▶ RECORDS TO PROCESS:
/---
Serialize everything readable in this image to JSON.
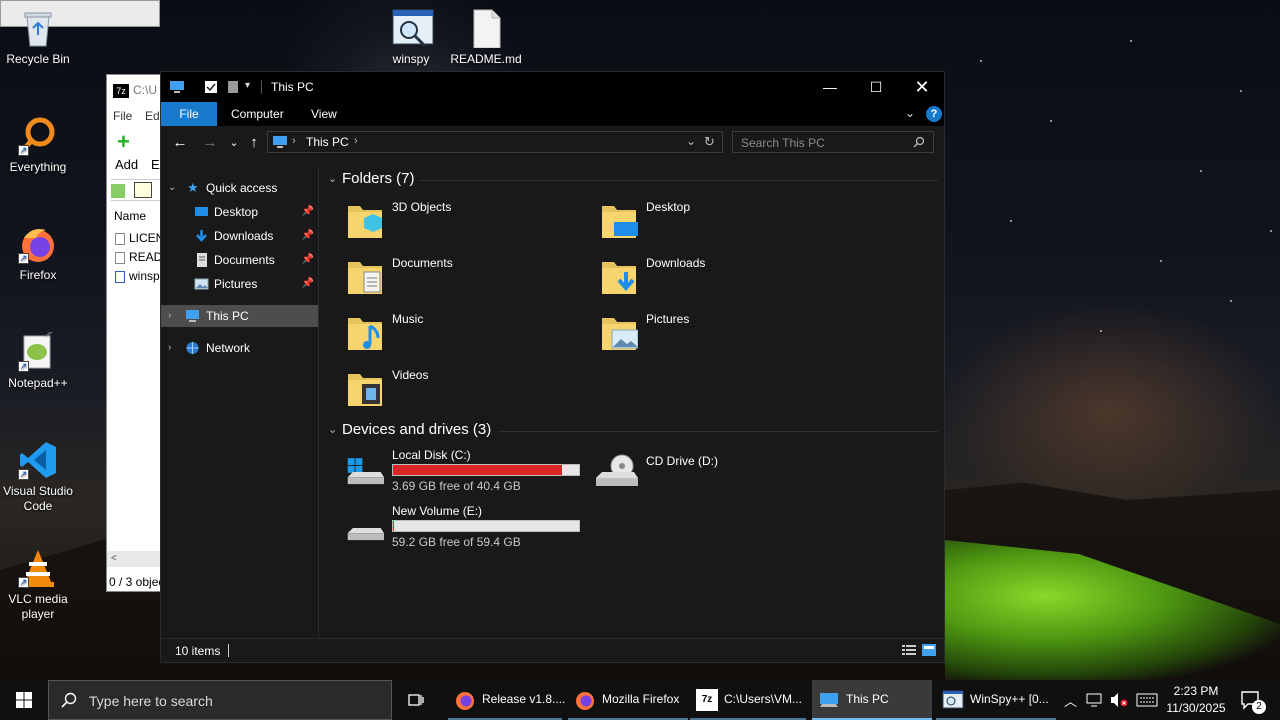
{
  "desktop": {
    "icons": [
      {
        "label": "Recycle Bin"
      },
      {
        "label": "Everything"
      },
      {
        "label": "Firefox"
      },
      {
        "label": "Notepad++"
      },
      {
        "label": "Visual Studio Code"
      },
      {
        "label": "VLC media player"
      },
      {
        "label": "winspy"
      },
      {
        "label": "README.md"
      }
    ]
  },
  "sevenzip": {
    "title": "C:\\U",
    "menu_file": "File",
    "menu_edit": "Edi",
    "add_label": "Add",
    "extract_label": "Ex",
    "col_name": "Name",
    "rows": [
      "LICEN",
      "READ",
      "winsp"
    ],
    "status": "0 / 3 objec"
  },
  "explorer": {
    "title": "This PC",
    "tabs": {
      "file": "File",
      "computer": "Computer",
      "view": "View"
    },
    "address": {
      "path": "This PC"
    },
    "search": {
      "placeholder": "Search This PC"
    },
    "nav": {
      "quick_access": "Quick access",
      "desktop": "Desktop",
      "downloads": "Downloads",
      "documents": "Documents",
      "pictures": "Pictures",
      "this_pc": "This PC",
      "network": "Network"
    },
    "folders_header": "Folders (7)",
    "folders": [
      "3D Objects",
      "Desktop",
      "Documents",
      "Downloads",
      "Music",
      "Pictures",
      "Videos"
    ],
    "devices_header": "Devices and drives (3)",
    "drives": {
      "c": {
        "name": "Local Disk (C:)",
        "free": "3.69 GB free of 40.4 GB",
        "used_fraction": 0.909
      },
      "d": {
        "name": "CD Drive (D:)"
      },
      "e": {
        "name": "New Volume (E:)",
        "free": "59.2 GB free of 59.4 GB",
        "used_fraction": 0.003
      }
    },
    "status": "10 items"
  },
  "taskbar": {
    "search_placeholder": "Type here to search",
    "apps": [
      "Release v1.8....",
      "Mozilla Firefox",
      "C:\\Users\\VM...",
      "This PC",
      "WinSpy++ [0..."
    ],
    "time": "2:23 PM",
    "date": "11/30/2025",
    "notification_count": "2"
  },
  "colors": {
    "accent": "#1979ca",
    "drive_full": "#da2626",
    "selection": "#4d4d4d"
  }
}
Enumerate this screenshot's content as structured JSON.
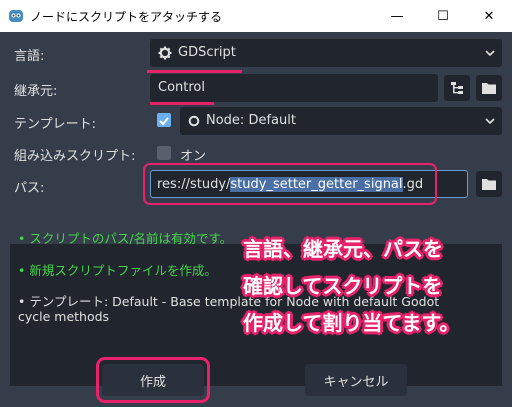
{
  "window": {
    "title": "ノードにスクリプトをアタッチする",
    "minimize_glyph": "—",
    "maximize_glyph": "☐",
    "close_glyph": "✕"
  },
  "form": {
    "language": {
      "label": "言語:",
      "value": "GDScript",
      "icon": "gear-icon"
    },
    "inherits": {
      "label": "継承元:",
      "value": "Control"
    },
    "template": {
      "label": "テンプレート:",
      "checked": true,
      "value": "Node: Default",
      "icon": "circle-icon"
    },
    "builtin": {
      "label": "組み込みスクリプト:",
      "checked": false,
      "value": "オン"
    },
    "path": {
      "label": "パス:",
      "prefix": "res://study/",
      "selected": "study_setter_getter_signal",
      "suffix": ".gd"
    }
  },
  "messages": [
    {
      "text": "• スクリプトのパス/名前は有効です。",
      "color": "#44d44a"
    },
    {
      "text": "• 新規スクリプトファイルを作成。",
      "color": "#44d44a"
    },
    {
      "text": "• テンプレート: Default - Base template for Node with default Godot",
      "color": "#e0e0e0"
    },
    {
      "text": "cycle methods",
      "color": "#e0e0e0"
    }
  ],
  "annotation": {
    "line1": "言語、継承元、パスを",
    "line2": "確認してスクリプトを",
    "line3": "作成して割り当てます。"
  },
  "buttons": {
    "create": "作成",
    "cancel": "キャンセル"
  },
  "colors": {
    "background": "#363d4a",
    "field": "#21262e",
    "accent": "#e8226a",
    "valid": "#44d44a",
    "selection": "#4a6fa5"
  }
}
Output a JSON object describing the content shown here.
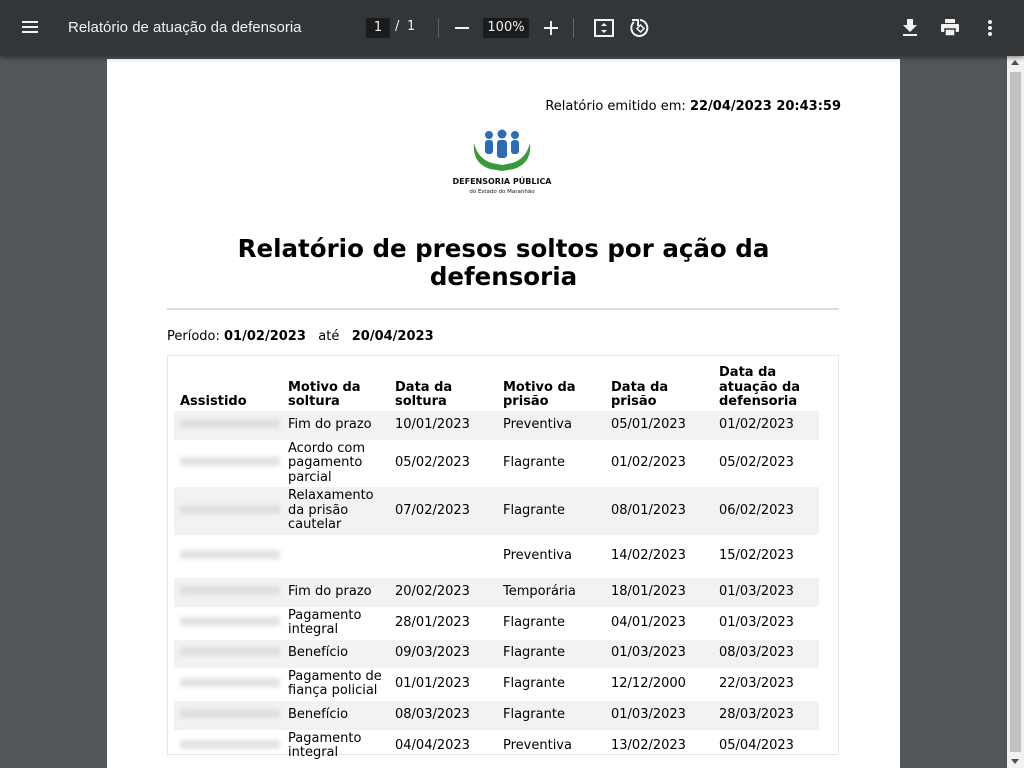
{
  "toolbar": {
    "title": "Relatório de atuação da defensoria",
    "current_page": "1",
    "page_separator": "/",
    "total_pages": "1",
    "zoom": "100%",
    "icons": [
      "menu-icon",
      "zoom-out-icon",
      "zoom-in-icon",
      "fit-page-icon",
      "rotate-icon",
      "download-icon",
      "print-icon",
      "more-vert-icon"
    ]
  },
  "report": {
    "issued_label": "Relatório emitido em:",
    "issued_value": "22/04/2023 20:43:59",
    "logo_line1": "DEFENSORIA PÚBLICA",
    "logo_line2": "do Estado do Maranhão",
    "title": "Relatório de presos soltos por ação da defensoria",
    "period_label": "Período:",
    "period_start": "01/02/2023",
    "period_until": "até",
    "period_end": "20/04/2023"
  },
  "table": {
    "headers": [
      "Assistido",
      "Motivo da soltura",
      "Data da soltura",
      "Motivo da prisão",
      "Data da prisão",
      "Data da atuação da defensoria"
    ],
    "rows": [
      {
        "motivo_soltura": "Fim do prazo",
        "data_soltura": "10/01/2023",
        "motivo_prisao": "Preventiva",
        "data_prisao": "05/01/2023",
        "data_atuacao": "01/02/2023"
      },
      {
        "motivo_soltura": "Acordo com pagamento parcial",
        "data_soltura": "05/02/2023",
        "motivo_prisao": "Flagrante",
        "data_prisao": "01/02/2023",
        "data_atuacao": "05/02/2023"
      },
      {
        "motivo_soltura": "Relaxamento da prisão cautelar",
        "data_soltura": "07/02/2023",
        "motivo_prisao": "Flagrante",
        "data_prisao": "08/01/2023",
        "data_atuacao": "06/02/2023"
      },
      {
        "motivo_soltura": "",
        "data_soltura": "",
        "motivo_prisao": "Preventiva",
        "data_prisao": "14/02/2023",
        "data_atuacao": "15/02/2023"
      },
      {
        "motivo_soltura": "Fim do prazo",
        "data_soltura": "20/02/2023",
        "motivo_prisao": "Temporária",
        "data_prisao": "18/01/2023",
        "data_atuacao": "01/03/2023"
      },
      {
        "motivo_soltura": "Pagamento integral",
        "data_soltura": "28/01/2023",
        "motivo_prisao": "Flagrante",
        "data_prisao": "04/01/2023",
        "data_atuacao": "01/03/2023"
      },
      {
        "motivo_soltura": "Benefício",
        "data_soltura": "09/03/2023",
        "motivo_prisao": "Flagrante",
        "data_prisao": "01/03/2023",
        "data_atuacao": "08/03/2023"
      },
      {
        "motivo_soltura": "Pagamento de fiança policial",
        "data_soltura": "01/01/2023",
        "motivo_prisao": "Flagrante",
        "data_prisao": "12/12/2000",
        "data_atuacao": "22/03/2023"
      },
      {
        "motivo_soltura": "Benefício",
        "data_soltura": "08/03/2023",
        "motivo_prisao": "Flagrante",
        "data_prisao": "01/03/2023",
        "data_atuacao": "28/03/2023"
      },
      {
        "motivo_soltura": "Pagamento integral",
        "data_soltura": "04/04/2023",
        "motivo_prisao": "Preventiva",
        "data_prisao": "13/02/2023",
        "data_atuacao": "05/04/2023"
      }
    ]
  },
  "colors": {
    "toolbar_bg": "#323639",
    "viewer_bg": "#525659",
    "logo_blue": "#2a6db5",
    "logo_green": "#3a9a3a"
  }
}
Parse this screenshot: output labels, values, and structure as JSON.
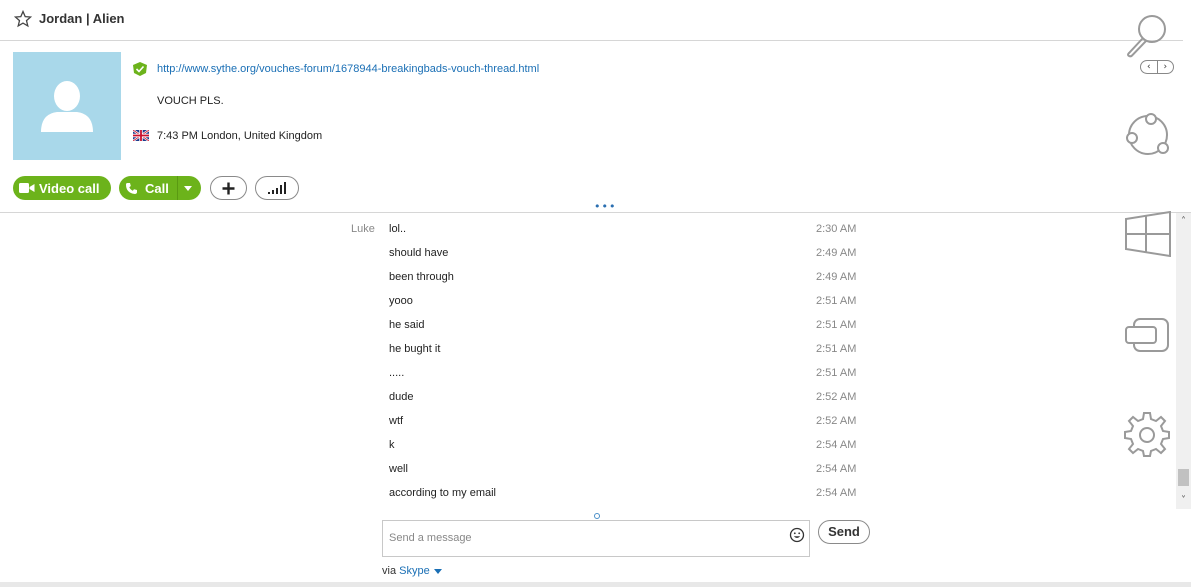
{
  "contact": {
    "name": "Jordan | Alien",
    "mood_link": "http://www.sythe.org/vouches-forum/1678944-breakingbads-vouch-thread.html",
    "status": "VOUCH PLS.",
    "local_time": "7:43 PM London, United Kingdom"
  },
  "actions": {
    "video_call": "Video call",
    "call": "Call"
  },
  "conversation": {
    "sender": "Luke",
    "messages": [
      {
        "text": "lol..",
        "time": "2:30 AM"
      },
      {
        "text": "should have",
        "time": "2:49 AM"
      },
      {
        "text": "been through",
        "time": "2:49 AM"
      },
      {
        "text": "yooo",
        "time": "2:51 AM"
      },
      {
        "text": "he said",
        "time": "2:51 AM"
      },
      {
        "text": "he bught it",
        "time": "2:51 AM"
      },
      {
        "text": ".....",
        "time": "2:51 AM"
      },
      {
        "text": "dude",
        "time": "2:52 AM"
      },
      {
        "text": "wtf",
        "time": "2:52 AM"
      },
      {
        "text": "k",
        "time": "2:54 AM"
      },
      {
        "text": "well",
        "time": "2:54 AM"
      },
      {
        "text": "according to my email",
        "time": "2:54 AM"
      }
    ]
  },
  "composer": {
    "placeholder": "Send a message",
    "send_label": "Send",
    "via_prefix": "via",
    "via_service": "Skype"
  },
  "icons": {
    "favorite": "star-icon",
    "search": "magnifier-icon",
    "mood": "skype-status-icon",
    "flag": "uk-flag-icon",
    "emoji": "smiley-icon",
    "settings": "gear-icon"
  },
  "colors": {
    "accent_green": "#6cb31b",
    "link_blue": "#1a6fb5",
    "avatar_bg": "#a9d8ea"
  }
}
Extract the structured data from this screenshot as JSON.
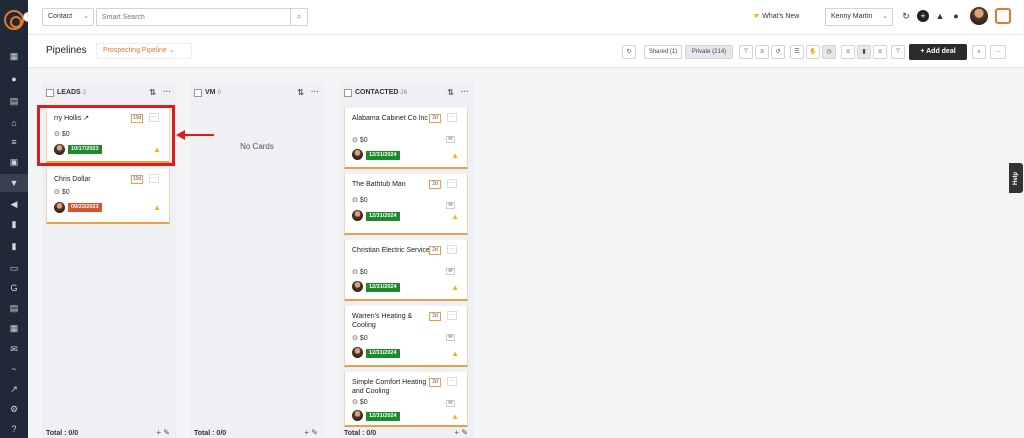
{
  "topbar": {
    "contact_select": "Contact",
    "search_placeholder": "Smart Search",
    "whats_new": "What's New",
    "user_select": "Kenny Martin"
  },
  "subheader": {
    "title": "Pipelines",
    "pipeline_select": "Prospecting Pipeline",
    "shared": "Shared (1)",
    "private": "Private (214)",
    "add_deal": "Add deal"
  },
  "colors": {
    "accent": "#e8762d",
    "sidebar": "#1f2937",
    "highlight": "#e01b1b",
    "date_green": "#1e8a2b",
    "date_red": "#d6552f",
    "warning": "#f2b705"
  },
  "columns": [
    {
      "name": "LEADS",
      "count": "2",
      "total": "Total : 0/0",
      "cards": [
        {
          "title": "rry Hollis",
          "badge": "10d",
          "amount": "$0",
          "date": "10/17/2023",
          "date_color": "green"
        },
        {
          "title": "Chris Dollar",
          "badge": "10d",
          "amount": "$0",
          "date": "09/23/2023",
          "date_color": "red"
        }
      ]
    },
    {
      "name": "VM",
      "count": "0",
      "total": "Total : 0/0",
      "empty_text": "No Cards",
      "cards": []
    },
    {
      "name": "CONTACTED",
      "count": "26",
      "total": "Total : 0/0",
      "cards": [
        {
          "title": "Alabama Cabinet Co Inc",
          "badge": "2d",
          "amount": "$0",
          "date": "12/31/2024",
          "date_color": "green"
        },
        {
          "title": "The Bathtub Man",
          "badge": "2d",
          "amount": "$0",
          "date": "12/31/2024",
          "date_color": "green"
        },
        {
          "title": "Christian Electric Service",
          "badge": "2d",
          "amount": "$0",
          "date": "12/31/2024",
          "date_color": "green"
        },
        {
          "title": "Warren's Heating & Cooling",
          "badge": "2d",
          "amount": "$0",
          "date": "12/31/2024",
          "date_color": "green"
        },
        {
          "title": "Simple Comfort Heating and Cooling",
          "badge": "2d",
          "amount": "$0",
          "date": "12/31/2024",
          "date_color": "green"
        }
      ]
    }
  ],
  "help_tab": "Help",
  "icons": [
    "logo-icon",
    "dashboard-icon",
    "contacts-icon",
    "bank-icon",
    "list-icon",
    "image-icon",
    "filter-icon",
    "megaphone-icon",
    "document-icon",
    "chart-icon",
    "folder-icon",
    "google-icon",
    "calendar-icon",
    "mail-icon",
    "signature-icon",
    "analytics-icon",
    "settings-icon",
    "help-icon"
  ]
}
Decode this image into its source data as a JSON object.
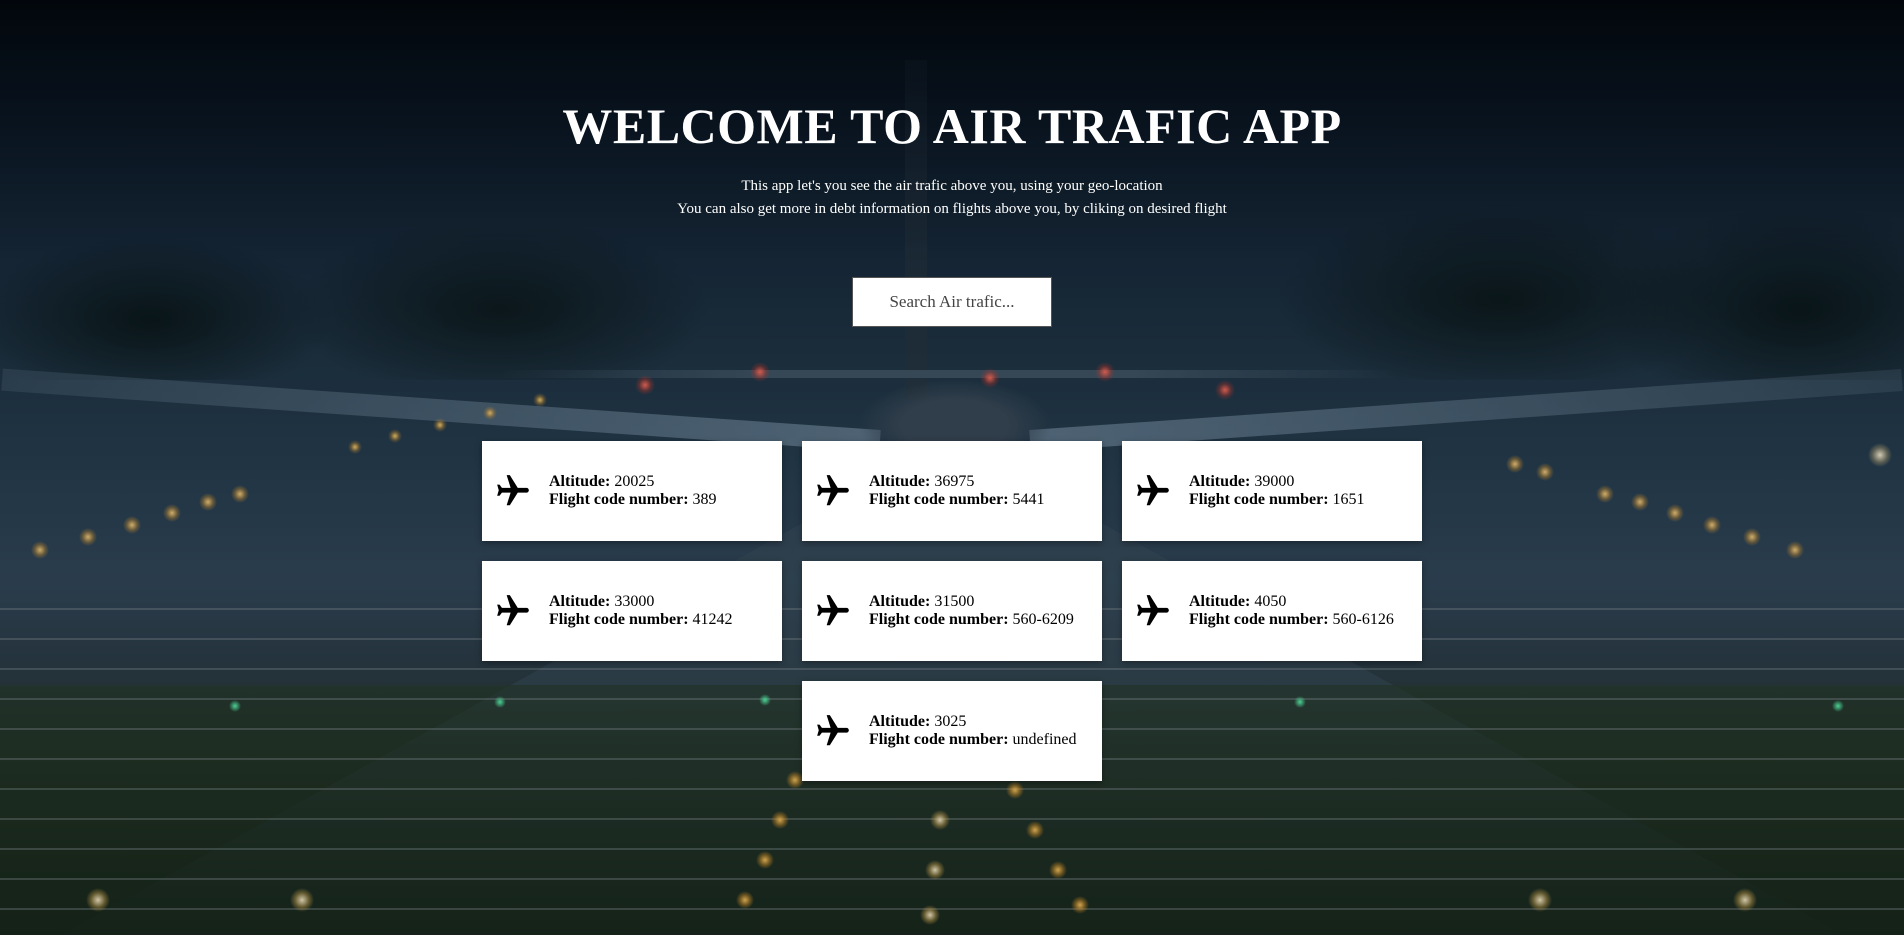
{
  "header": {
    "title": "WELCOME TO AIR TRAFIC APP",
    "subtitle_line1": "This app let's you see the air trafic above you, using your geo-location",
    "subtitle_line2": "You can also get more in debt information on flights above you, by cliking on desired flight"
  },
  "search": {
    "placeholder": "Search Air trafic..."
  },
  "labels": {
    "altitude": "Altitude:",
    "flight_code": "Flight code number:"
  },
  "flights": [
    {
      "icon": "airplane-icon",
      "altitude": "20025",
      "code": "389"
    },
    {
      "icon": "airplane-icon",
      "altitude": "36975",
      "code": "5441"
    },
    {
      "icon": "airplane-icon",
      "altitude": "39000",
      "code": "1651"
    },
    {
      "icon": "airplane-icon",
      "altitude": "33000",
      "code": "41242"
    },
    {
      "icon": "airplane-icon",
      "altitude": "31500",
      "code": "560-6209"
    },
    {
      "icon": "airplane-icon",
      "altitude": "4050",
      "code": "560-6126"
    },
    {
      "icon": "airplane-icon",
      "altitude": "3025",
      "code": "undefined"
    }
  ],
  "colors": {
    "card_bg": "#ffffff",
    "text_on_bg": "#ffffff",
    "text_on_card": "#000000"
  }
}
\---
▶ TASK PROMPT:
Look through the records and count each line that holds "Heating". Write only the total.

▶ RESPONSE BELOW:
2